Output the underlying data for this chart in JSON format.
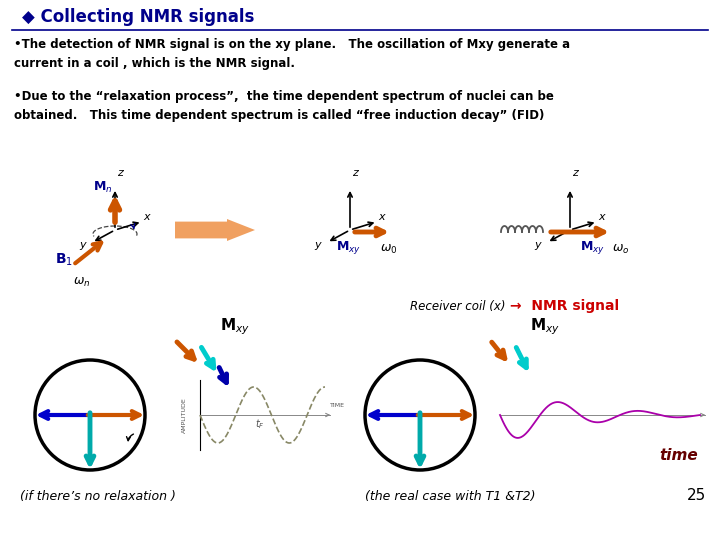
{
  "title": "◆ Collecting NMR signals",
  "title_color": "#00008B",
  "bg_color": "#FFFFFF",
  "text1": "•The detection of NMR signal is on the xy plane.   The oscillation of Mxy generate a\ncurrent in a coil , which is the NMR signal.",
  "text2": "•Due to the “relaxation process”,  the time dependent spectrum of nuclei can be\nobtained.   This time dependent spectrum is called “free induction decay” (FID)",
  "text_color": "#000000",
  "footer1": "(if there’s no relaxation )",
  "footer2": "(the real case with T1 &T2)",
  "page_num": "25",
  "nmr_signal_text": "→  NMR signal",
  "receiver_text": "Receiver coil (x)",
  "time_label": "time"
}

--

*Short task*
Return all lines containing "coil".

*Finished task*
  "text1": "•The detection of NMR signal is on the xy plane.   The oscillation of Mxy generate a\ncurrent in a coil , which is the NMR signal.",
  "receiver_text": "Receiver coil (x)",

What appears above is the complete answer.